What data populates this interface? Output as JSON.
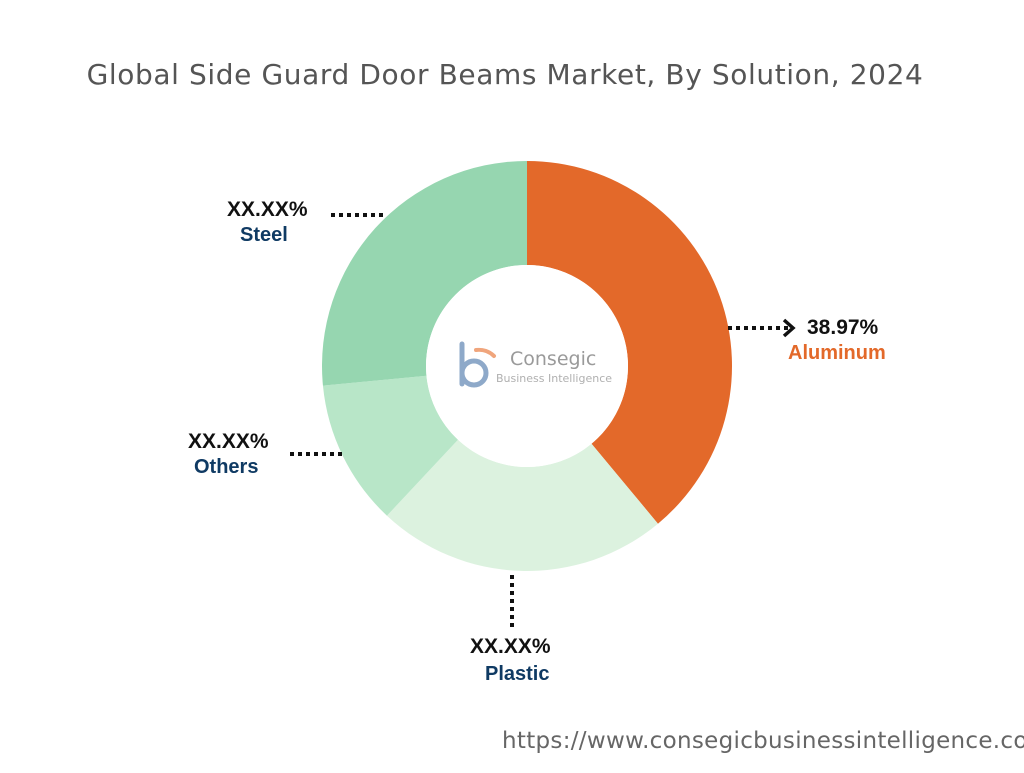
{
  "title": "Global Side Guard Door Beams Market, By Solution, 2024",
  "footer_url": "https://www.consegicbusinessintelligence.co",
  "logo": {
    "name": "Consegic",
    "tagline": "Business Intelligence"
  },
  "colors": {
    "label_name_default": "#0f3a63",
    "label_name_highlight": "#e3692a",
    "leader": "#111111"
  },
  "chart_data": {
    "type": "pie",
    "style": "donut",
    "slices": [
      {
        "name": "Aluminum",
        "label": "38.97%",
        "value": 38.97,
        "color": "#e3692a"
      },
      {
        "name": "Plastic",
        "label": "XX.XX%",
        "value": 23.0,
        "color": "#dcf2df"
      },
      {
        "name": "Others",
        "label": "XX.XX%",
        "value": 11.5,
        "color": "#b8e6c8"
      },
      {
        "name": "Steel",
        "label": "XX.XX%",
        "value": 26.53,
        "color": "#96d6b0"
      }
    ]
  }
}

+---+

> _Brief_
Transcribe the entries above verbatim, omitting their pictures.

> _Task output_
What data populates this interface? Output as JSON.
{
  "title": "Global Side Guard Door Beams Market, By Solution, 2024",
  "footer_url": "https://www.consegicbusinessintelligence.co",
  "logo": {
    "name": "Consegic",
    "tagline": "Business Intelligence"
  },
  "colors": {
    "label_name_default": "#0f3a63",
    "label_name_highlight": "#e3692a",
    "leader": "#111111"
  },
  "chart_data": {
    "type": "pie",
    "style": "donut",
    "slices": [
      {
        "name": "Aluminum",
        "label": "38.97%",
        "value": 38.97,
        "color": "#e3692a"
      },
      {
        "name": "Plastic",
        "label": "XX.XX%",
        "value": 23.0,
        "color": "#dcf2df"
      },
      {
        "name": "Others",
        "label": "XX.XX%",
        "value": 11.5,
        "color": "#b8e6c8"
      },
      {
        "name": "Steel",
        "label": "XX.XX%",
        "value": 26.53,
        "color": "#96d6b0"
      }
    ]
  }
}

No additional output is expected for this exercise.